**Excerpted passage:**
Beautiful examples of bit manipulation

Question

What are the most elegant or useful examples of bit manipulation you have encountered or used?

Examples in all languages are welcome.

Answer 1

Classic XOR swap

Swap two variables using three XOR operations and no extra memory:

x ^= y
y ^= x
x ^= y

Great explanation on why this works

Of course on modern architectures and compilers this operation might actually be less efficient than a regular swap (for example, XCHG on x86), but this is still a very elegant operation, nonetheless.

Answer 2

This calculates the inverse square root of a float found in the Quake III engine :

float Q_rsqrt( float number )
{
  long i;
  float x2, y;
  const float threehalfs = 1.5F;

  x2 = number * 0.5F;
  y  = number;
  i  = * ( long * ) &y;  // evil floating point bit level hacking
  i  = 0x5f3759df - ( i >> 1 ); // what the fuck?
  y  = * ( float * ) &i;
  y  = y * ( threehalfs - ( x2 * y * y ) ); // 1st iteration
  // y  = y * ( threehalfs - ( x2 * y * y ) ); // 2nd iteration, this can be removed

  #ifndef Q3_VM
  #ifdef __linux__
    assert( !isnan(y) ); // bk010122 - FPE?
  #endif
  #endif
  return y;
}

Pure genius..

Answer 3

Count number of 1 bits

unsigned int v; // count the number of bits set in v
unsigned int c; // c accumulates the total bits set in v
for (c = 0; v; c++)
{
  v &= v - 1; // clear the least significant bit set
}

(Updated B. Kernighan's version)

**Entries provided:**
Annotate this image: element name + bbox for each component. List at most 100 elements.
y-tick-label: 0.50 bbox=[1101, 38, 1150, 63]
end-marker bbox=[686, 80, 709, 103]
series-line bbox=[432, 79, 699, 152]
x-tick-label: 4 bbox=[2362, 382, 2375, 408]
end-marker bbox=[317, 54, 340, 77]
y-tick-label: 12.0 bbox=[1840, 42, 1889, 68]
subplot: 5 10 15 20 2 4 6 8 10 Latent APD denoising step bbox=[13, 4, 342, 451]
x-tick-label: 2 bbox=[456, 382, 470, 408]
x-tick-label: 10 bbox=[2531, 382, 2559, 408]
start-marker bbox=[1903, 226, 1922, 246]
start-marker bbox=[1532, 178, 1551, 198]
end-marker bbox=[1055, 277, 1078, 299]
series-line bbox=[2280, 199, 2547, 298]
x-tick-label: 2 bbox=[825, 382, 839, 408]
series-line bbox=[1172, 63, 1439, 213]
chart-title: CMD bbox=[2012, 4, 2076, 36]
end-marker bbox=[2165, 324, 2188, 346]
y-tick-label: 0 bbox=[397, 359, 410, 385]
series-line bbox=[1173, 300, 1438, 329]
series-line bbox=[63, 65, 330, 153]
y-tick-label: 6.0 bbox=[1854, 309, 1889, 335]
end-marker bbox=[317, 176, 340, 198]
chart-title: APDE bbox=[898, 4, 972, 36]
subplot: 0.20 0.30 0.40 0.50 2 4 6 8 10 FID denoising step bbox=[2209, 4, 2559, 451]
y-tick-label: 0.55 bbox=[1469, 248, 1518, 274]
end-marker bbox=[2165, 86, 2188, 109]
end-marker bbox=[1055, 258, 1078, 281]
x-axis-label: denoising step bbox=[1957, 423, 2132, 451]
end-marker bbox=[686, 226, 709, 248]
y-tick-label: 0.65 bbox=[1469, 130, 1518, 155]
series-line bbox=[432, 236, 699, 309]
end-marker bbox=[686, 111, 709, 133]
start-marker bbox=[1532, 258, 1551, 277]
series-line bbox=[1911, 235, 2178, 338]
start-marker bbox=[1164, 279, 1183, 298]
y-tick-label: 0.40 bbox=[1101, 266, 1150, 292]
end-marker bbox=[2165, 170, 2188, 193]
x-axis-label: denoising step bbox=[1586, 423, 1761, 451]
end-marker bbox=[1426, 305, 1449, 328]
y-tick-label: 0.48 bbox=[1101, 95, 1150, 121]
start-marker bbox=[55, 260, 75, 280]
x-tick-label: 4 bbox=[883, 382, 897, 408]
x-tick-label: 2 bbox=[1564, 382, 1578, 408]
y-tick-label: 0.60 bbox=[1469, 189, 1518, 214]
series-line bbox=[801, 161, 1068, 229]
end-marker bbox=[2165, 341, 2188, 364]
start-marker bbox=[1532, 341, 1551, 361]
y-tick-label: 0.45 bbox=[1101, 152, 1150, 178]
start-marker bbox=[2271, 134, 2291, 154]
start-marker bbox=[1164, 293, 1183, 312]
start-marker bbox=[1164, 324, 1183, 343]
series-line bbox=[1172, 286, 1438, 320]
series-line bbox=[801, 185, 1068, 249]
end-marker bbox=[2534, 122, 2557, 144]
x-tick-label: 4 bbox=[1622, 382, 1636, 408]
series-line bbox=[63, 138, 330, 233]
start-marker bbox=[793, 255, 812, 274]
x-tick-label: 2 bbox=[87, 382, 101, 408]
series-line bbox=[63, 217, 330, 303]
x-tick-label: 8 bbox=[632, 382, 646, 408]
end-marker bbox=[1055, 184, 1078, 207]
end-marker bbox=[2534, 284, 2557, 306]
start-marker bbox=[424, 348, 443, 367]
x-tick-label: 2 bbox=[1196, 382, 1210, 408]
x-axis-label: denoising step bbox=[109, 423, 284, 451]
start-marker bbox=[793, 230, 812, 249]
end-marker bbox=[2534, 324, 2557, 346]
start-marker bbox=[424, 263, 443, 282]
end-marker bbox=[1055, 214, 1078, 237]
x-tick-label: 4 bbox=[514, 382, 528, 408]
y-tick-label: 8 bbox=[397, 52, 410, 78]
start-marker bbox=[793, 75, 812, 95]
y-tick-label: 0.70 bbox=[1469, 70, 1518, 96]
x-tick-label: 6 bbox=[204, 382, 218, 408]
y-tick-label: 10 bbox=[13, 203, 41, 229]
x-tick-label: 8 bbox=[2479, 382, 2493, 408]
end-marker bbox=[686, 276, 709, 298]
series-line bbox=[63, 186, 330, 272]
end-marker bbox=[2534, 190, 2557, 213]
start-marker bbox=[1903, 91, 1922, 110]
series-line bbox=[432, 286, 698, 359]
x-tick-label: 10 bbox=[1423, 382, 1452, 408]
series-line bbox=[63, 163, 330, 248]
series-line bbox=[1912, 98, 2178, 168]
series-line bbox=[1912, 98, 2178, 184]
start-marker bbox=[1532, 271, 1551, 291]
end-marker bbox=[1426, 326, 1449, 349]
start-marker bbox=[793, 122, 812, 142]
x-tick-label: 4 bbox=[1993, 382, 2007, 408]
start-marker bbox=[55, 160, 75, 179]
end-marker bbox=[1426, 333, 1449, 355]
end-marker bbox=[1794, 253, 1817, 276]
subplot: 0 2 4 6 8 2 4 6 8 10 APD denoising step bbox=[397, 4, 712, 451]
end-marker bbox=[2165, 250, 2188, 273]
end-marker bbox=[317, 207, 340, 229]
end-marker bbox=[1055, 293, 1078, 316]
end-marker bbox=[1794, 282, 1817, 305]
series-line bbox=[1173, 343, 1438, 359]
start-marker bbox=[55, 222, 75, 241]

**To do:**
**A.** List every variable declared inside the body of the Q_rsqrt function in the bit manipulation thread, leaving out the function's parameter.
**B.** From the bit manipulation thread, write out the passage starting at "Of course on" and ending at "float number )".
**C.** Extend the bit manipulation thread past its last line.

**Results:**
**A.** i, x2, y, threehalfs

**B.**
Of course on modern architectures and compilers this operation might actually be less efficient than a regular swap (for example, XCHG on x86), but this is still a very elegant operation, nonetheless.

Answer 2

This calculates the inverse square root of a float found in the Quake III engine :

float Q_rsqrt( float number )

**C.**
This beautiful manipulation counts how many 1 bits a certain value x has. By &ing x with x-1 the effect is that of removing the rightmost 1 bit in the value. Iterating this until none are left, and returning the number of iterations yields the number of 1 bits in x.

Answer 4

detect power-of-two-ness

if( !(x & (x-1)) ) printf("x is power-of-two");

EDIT d'oh, that's just almost the same as the "count number of 1-bits". However, here it is explicitly mentioned! Don't forget next time you need it.

Answer 5

Compute sum of two numbers

This one has no practical application whatsoever, but I find it cute all the same:

unsigned sum(unsigned a, unsigned b)
{
    if(a & b)
        return sum(a ^ b, (a & b) << 1);
    else
        return a ^ b;
}

Edit: Here's an explanation of how this works.

The idea is that XOR is already implements most of the sum operation, except for the carry. Here's a table to illustrate this:

a   b   a ^ b
0   0     0
0   1     1
1   0     1
1   1     0

On a single-bit level, this is exactly the same as summing the two bits. The only thing that is missing is the carry.

To implement the carry, we first need to identify the positions where we need to carry. These are those positions where both a and b have a bit set -- we identify these by taking a & b.

If there are no bits to carry, we're done -- simply return a ^ b.

If we do have carry bits, we want to add them to the next most significant bit -- hence the left shift. And how do we add them onto the intermediate result we got through the XOR? Simple, we just call ourselves recursively.

No practical value, but it's still kind of cute...

Answer 6

Count number of 1 bits, without looping

int bitcount(unsigned int n) {
   /* works for 32-bit numbers only    */

   register unsigned int tmp;

   tmp = n - ((n >> 1) & 033333333333)
           - ((n >> 2) & 011111111111);
   return ((tmp + (tmp >> 3)) & 030707070707) % 63;
}

(See http://gurmeetsingh.wordpress.com/2008/08/05/fast-bit-counting-routines/)

Answer 7

Multiply or divide a number per powers of 2 by shifiting left or right.

// x = 5 because it is being divided by 4 and shifting is 
// less expensive than division.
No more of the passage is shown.